Data for the task:
==================================================

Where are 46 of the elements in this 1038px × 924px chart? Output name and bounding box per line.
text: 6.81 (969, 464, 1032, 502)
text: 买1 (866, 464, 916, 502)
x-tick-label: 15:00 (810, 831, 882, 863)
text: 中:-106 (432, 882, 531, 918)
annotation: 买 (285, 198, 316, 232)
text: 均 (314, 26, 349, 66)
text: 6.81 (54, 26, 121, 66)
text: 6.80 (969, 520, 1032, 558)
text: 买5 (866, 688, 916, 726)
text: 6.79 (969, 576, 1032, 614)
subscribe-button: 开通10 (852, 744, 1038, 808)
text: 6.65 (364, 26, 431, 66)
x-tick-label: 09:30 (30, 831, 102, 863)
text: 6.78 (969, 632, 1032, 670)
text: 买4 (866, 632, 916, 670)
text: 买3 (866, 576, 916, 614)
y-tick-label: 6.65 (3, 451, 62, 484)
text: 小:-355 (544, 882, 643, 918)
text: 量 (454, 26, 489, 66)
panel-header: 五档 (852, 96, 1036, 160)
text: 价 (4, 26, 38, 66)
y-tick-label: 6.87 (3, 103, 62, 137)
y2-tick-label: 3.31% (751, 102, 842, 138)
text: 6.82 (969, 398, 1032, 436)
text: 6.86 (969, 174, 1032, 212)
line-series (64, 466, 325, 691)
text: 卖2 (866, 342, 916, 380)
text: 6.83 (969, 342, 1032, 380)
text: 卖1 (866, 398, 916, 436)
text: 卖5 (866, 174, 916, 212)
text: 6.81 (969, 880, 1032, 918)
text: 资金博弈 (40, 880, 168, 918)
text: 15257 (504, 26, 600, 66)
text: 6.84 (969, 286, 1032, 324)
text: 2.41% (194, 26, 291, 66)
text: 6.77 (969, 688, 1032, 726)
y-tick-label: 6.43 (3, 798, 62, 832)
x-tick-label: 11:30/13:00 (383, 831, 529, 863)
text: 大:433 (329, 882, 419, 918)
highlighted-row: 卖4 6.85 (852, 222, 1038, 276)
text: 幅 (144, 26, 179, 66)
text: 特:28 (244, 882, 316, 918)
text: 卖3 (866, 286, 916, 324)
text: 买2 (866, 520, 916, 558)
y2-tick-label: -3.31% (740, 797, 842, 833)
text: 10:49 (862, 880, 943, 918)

==================================================

Return all of the records above word for word, keeping every line as it stands.

Where are 46 of the elements in this 1038px × 924px chart? Output name and bounding box per line.
text: 6.81 (969, 464, 1032, 502)
text: 买1 (866, 464, 916, 502)
x-tick-label: 15:00 (810, 831, 882, 863)
text: 中:-106 (432, 882, 531, 918)
annotation: 买 (285, 198, 316, 232)
text: 均 (314, 26, 349, 66)
text: 6.81 (54, 26, 121, 66)
text: 6.80 (969, 520, 1032, 558)
text: 买5 (866, 688, 916, 726)
text: 6.79 (969, 576, 1032, 614)
subscribe-button: 开通10 (852, 744, 1038, 808)
text: 6.65 (364, 26, 431, 66)
x-tick-label: 09:30 (30, 831, 102, 863)
text: 6.78 (969, 632, 1032, 670)
text: 买4 (866, 632, 916, 670)
text: 买3 (866, 576, 916, 614)
y-tick-label: 6.65 (3, 451, 62, 484)
text: 小:-355 (544, 882, 643, 918)
text: 量 (454, 26, 489, 66)
panel-header: 五档 (852, 96, 1036, 160)
text: 价 (4, 26, 38, 66)
y-tick-label: 6.87 (3, 103, 62, 137)
y2-tick-label: 3.31% (751, 102, 842, 138)
text: 6.82 (969, 398, 1032, 436)
text: 6.86 (969, 174, 1032, 212)
line-series (64, 466, 325, 691)
text: 卖2 (866, 342, 916, 380)
text: 6.83 (969, 342, 1032, 380)
text: 卖1 (866, 398, 916, 436)
text: 卖5 (866, 174, 916, 212)
text: 6.81 (969, 880, 1032, 918)
text: 资金博弈 (40, 880, 168, 918)
text: 15257 (504, 26, 600, 66)
text: 6.84 (969, 286, 1032, 324)
text: 2.41% (194, 26, 291, 66)
text: 6.77 (969, 688, 1032, 726)
y-tick-label: 6.43 (3, 798, 62, 832)
x-tick-label: 11:30/13:00 (383, 831, 529, 863)
text: 大:433 (329, 882, 419, 918)
highlighted-row: 卖4 6.85 (852, 222, 1038, 276)
text: 幅 (144, 26, 179, 66)
text: 特:28 (244, 882, 316, 918)
text: 卖3 (866, 286, 916, 324)
text: 买2 (866, 520, 916, 558)
y2-tick-label: -3.31% (740, 797, 842, 833)
text: 10:49 (862, 880, 943, 918)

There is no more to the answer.